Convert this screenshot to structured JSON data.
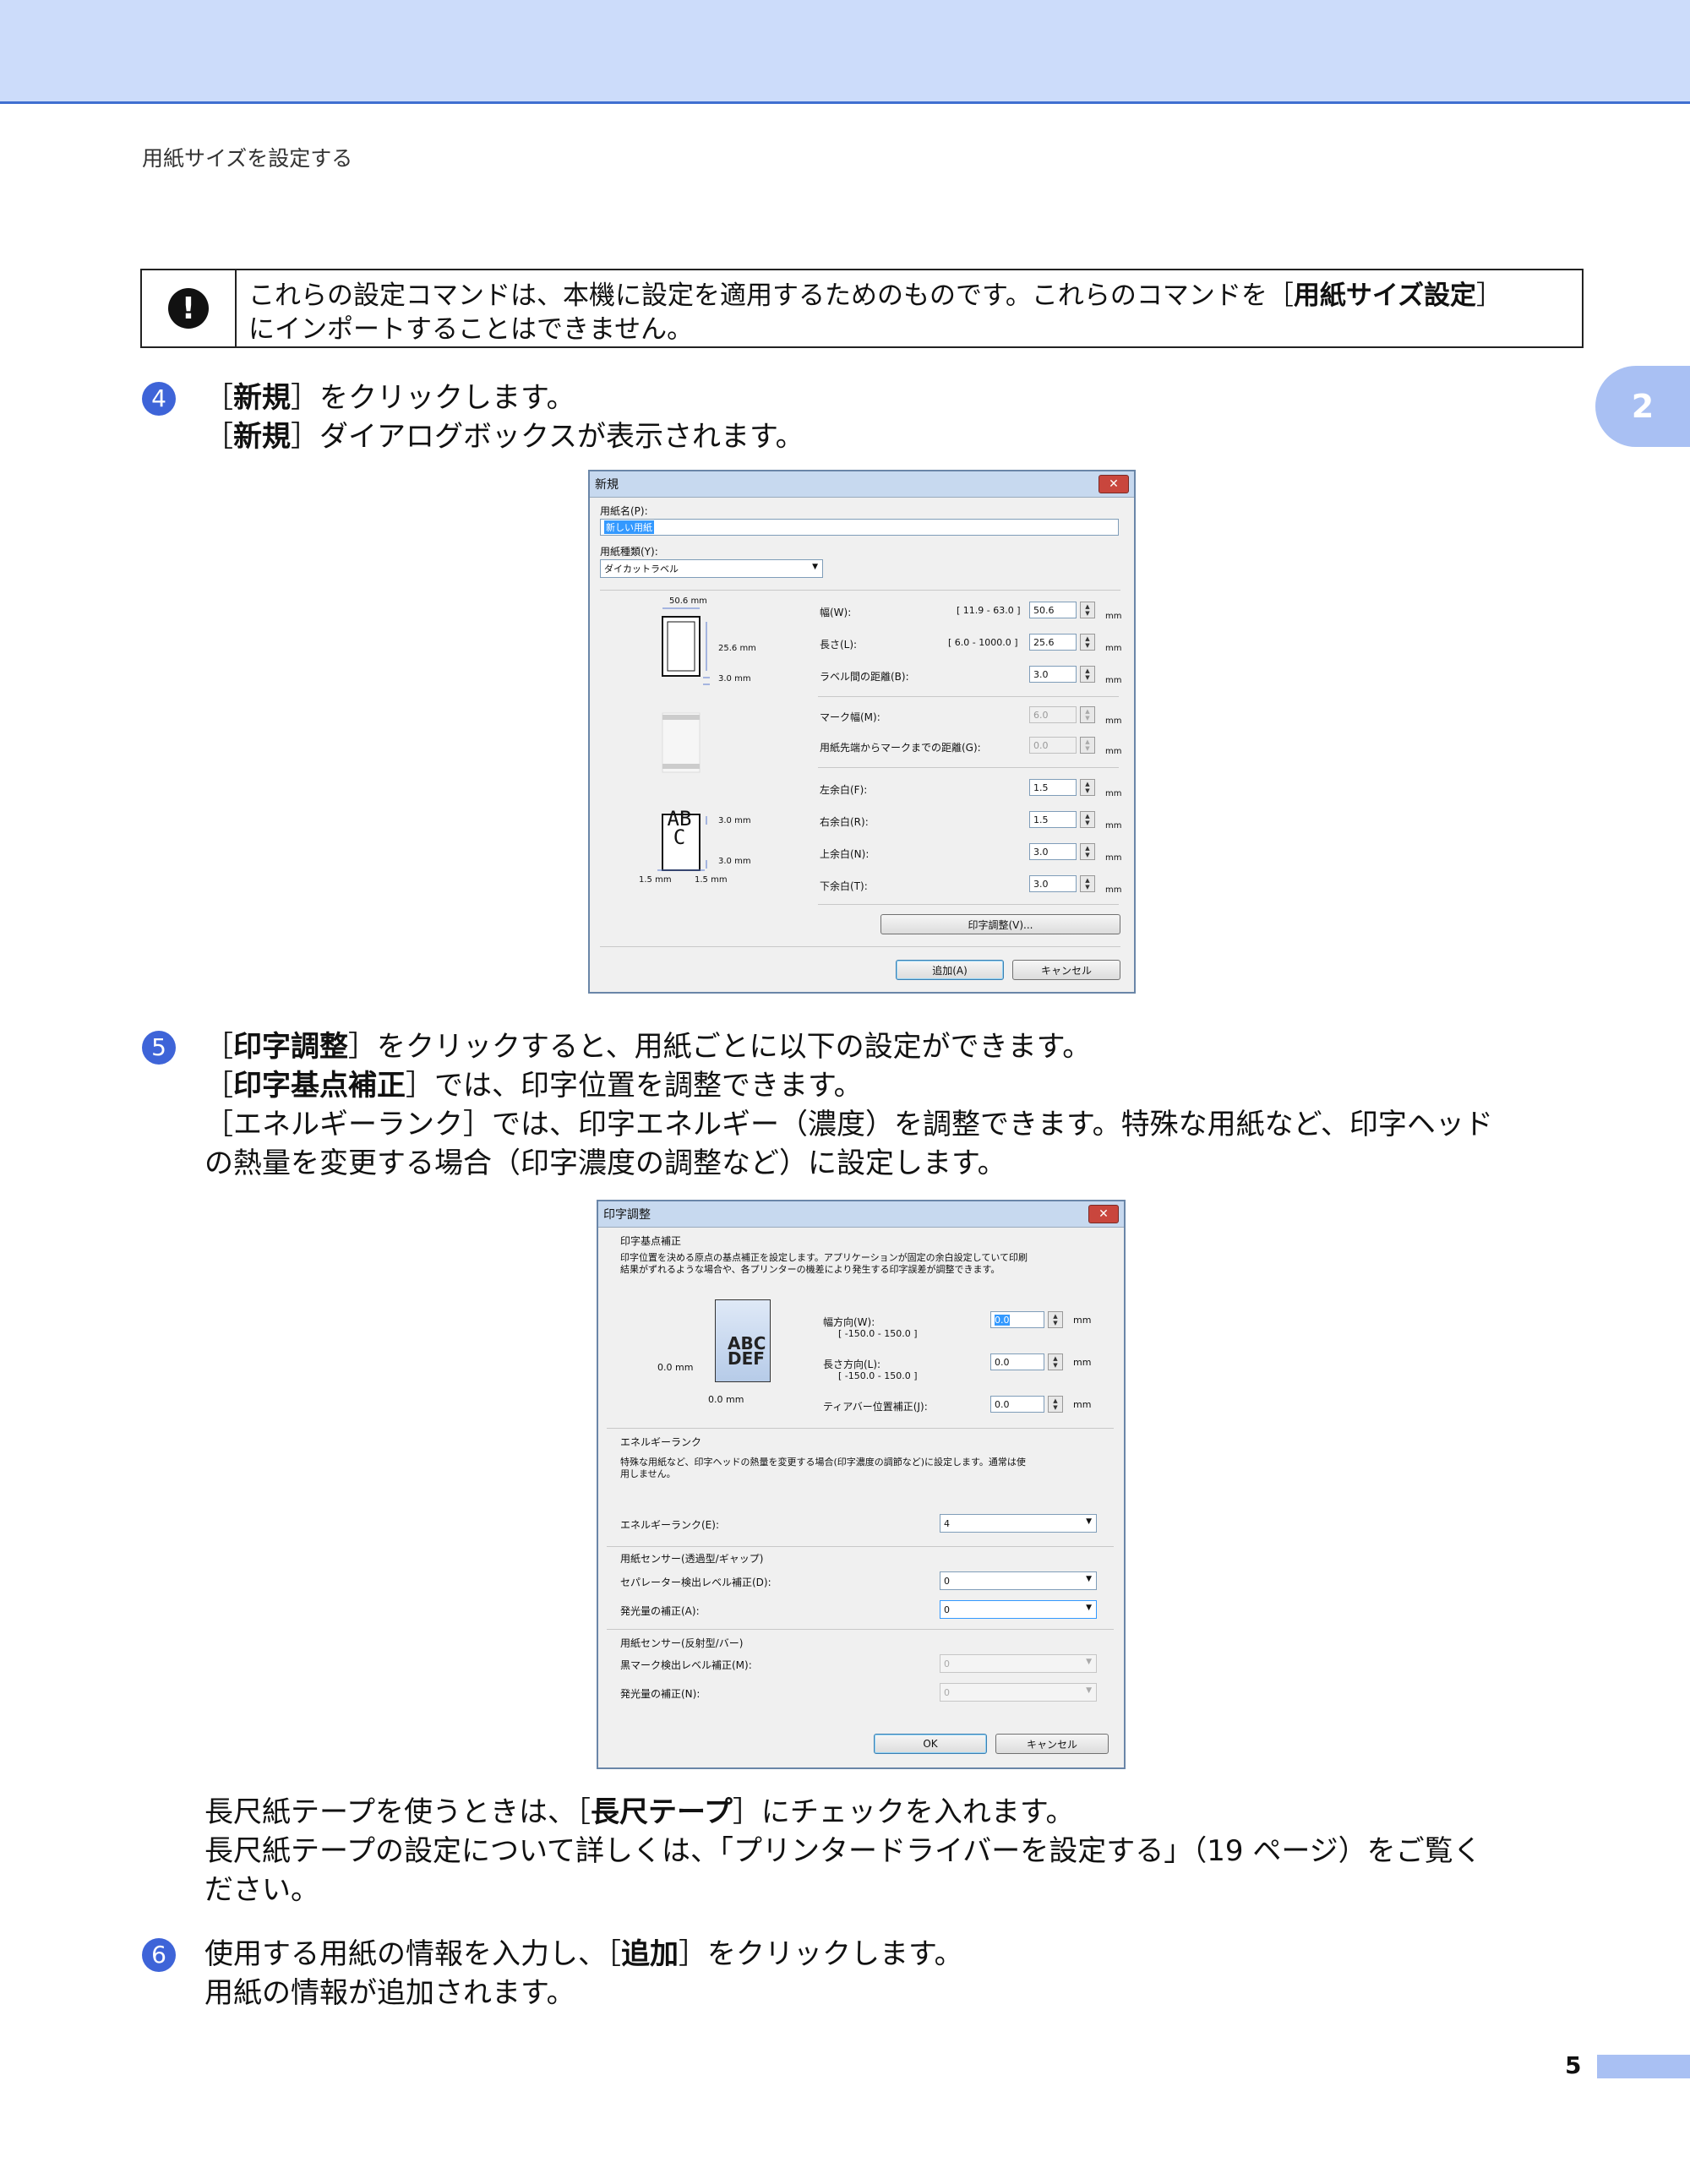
{
  "header": {
    "title": "用紙サイズを設定する"
  },
  "chapter_tab": "2",
  "note": {
    "icon": "exclamation-icon",
    "text_a": "これらの設定コマンドは、本機に設定を適用するためのものです。これらのコマンドを［",
    "bold": "用紙サイズ設定",
    "text_b": "］",
    "line2": "にインポートすることはできません。"
  },
  "step4": {
    "num": "4",
    "l1_a": "［",
    "l1_bold": "新規",
    "l1_b": "］をクリックします。",
    "l2_a": "［",
    "l2_bold": "新規",
    "l2_b": "］ダイアログボックスが表示されます。"
  },
  "dialog_new": {
    "title": "新規",
    "close": "✕",
    "paper_name_label": "用紙名(P):",
    "paper_name_value": "新しい用紙",
    "paper_type_label": "用紙種類(Y):",
    "paper_type_value": "ダイカットラベル",
    "diagram": {
      "w": "50.6 mm",
      "h": "25.6 mm",
      "gap": "3.0 mm",
      "top": "3.0 mm",
      "bottom": "3.0 mm",
      "left": "1.5 mm",
      "right": "1.5 mm",
      "abc": "ABC"
    },
    "width_label": "幅(W):",
    "width_range": "[ 11.9 - 63.0 ]",
    "width_value": "50.6",
    "length_label": "長さ(L):",
    "length_range": "[ 6.0 - 1000.0 ]",
    "length_value": "25.6",
    "gap_label": "ラベル間の距離(B):",
    "gap_value": "3.0",
    "mark_width_label": "マーク幅(M):",
    "mark_width_value": "6.0",
    "mark_dist_label": "用紙先端からマークまでの距離(G):",
    "mark_dist_value": "0.0",
    "left_label": "左余白(F):",
    "left_value": "1.5",
    "right_label": "右余白(R):",
    "right_value": "1.5",
    "top_label": "上余白(N):",
    "top_value": "3.0",
    "bottom_label": "下余白(T):",
    "bottom_value": "3.0",
    "unit": "mm",
    "print_adjust_button": "印字調整(V)...",
    "add_button": "追加(A)",
    "cancel_button": "キャンセル"
  },
  "step5": {
    "num": "5",
    "l1_a": "［",
    "l1_bold": "印字調整",
    "l1_b": "］をクリックすると、用紙ごとに以下の設定ができます。",
    "l2_a": "［",
    "l2_bold": "印字基点補正",
    "l2_b": "］では、印字位置を調整できます。",
    "l3": "［エネルギーランク］では、印字エネルギー（濃度）を調整できます。特殊な用紙など、印字ヘッド",
    "l4": "の熱量を変更する場合（印字濃度の調整など）に設定します。"
  },
  "dialog_adjust": {
    "title": "印字調整",
    "close": "✕",
    "base_group": "印字基点補正",
    "base_desc1": "印字位置を決める原点の基点補正を設定します。アプリケーションが固定の余白設定していて印刷",
    "base_desc2": "結果がずれるような場合や、各プリンターの機差により発生する印字誤差が調整できます。",
    "diag_abc": "ABC",
    "diag_def": "DEF",
    "diag_h": "0.0 mm",
    "diag_v": "0.0 mm",
    "horiz_label": "幅方向(W):",
    "horiz_range": "[ -150.0 - 150.0 ]",
    "horiz_value": "0.0",
    "vert_label": "長さ方向(L):",
    "vert_range": "[ -150.0 - 150.0 ]",
    "vert_value": "0.0",
    "tear_label": "ティアバー位置補正(J):",
    "tear_value": "0.0",
    "unit": "mm",
    "energy_group": "エネルギーランク",
    "energy_desc1": "特殊な用紙など、印字ヘッドの熱量を変更する場合(印字濃度の調節など)に設定します。通常は使",
    "energy_desc2": "用しません。",
    "energy_label": "エネルギーランク(E):",
    "energy_value": "4",
    "gap_sensor_group": "用紙センサー(透過型/ギャップ)",
    "sep_level_label": "セパレーター検出レベル補正(D):",
    "sep_level_value": "0",
    "emit1_label": "発光量の補正(A):",
    "emit1_value": "0",
    "refl_sensor_group": "用紙センサー(反射型/バー)",
    "black_level_label": "黒マーク検出レベル補正(M):",
    "black_level_value": "0",
    "emit2_label": "発光量の補正(N):",
    "emit2_value": "0",
    "ok_button": "OK",
    "cancel_button": "キャンセル"
  },
  "long_tape": {
    "l1_a": "長尺紙テープを使うときは、［",
    "l1_bold": "長尺テープ",
    "l1_b": "］にチェックを入れます。",
    "l2": "長尺紙テープの設定について詳しくは、「プリンタードライバーを設定する」（19 ページ）をご覧く",
    "l3": "ださい。"
  },
  "step6": {
    "num": "6",
    "l1_a": "使用する用紙の情報を入力し、［",
    "l1_bold": "追加",
    "l1_b": "］をクリックします。",
    "l2": "用紙の情報が追加されます。"
  },
  "footer": {
    "page_number": "5"
  }
}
——————
**EXERCISE OBJECTIVE:** Copy everything in the records above except the pictures, exactly as written.

**TASK RESPONSE:**
Convert this screenshot to structured JSON data.
{
  "header": {
    "title": "用紙サイズを設定する"
  },
  "chapter_tab": "2",
  "note": {
    "icon": "exclamation-icon",
    "text_a": "これらの設定コマンドは、本機に設定を適用するためのものです。これらのコマンドを［",
    "bold": "用紙サイズ設定",
    "text_b": "］",
    "line2": "にインポートすることはできません。"
  },
  "step4": {
    "num": "4",
    "l1_a": "［",
    "l1_bold": "新規",
    "l1_b": "］をクリックします。",
    "l2_a": "［",
    "l2_bold": "新規",
    "l2_b": "］ダイアログボックスが表示されます。"
  },
  "dialog_new": {
    "title": "新規",
    "close": "✕",
    "paper_name_label": "用紙名(P):",
    "paper_name_value": "新しい用紙",
    "paper_type_label": "用紙種類(Y):",
    "paper_type_value": "ダイカットラベル",
    "diagram": {
      "w": "50.6 mm",
      "h": "25.6 mm",
      "gap": "3.0 mm",
      "top": "3.0 mm",
      "bottom": "3.0 mm",
      "left": "1.5 mm",
      "right": "1.5 mm",
      "abc": "ABC"
    },
    "width_label": "幅(W):",
    "width_range": "[ 11.9 - 63.0 ]",
    "width_value": "50.6",
    "length_label": "長さ(L):",
    "length_range": "[ 6.0 - 1000.0 ]",
    "length_value": "25.6",
    "gap_label": "ラベル間の距離(B):",
    "gap_value": "3.0",
    "mark_width_label": "マーク幅(M):",
    "mark_width_value": "6.0",
    "mark_dist_label": "用紙先端からマークまでの距離(G):",
    "mark_dist_value": "0.0",
    "left_label": "左余白(F):",
    "left_value": "1.5",
    "right_label": "右余白(R):",
    "right_value": "1.5",
    "top_label": "上余白(N):",
    "top_value": "3.0",
    "bottom_label": "下余白(T):",
    "bottom_value": "3.0",
    "unit": "mm",
    "print_adjust_button": "印字調整(V)...",
    "add_button": "追加(A)",
    "cancel_button": "キャンセル"
  },
  "step5": {
    "num": "5",
    "l1_a": "［",
    "l1_bold": "印字調整",
    "l1_b": "］をクリックすると、用紙ごとに以下の設定ができます。",
    "l2_a": "［",
    "l2_bold": "印字基点補正",
    "l2_b": "］では、印字位置を調整できます。",
    "l3": "［エネルギーランク］では、印字エネルギー（濃度）を調整できます。特殊な用紙など、印字ヘッド",
    "l4": "の熱量を変更する場合（印字濃度の調整など）に設定します。"
  },
  "dialog_adjust": {
    "title": "印字調整",
    "close": "✕",
    "base_group": "印字基点補正",
    "base_desc1": "印字位置を決める原点の基点補正を設定します。アプリケーションが固定の余白設定していて印刷",
    "base_desc2": "結果がずれるような場合や、各プリンターの機差により発生する印字誤差が調整できます。",
    "diag_abc": "ABC",
    "diag_def": "DEF",
    "diag_h": "0.0 mm",
    "diag_v": "0.0 mm",
    "horiz_label": "幅方向(W):",
    "horiz_range": "[ -150.0 - 150.0 ]",
    "horiz_value": "0.0",
    "vert_label": "長さ方向(L):",
    "vert_range": "[ -150.0 - 150.0 ]",
    "vert_value": "0.0",
    "tear_label": "ティアバー位置補正(J):",
    "tear_value": "0.0",
    "unit": "mm",
    "energy_group": "エネルギーランク",
    "energy_desc1": "特殊な用紙など、印字ヘッドの熱量を変更する場合(印字濃度の調節など)に設定します。通常は使",
    "energy_desc2": "用しません。",
    "energy_label": "エネルギーランク(E):",
    "energy_value": "4",
    "gap_sensor_group": "用紙センサー(透過型/ギャップ)",
    "sep_level_label": "セパレーター検出レベル補正(D):",
    "sep_level_value": "0",
    "emit1_label": "発光量の補正(A):",
    "emit1_value": "0",
    "refl_sensor_group": "用紙センサー(反射型/バー)",
    "black_level_label": "黒マーク検出レベル補正(M):",
    "black_level_value": "0",
    "emit2_label": "発光量の補正(N):",
    "emit2_value": "0",
    "ok_button": "OK",
    "cancel_button": "キャンセル"
  },
  "long_tape": {
    "l1_a": "長尺紙テープを使うときは、［",
    "l1_bold": "長尺テープ",
    "l1_b": "］にチェックを入れます。",
    "l2": "長尺紙テープの設定について詳しくは、「プリンタードライバーを設定する」（19 ページ）をご覧く",
    "l3": "ださい。"
  },
  "step6": {
    "num": "6",
    "l1_a": "使用する用紙の情報を入力し、［",
    "l1_bold": "追加",
    "l1_b": "］をクリックします。",
    "l2": "用紙の情報が追加されます。"
  },
  "footer": {
    "page_number": "5"
  }
}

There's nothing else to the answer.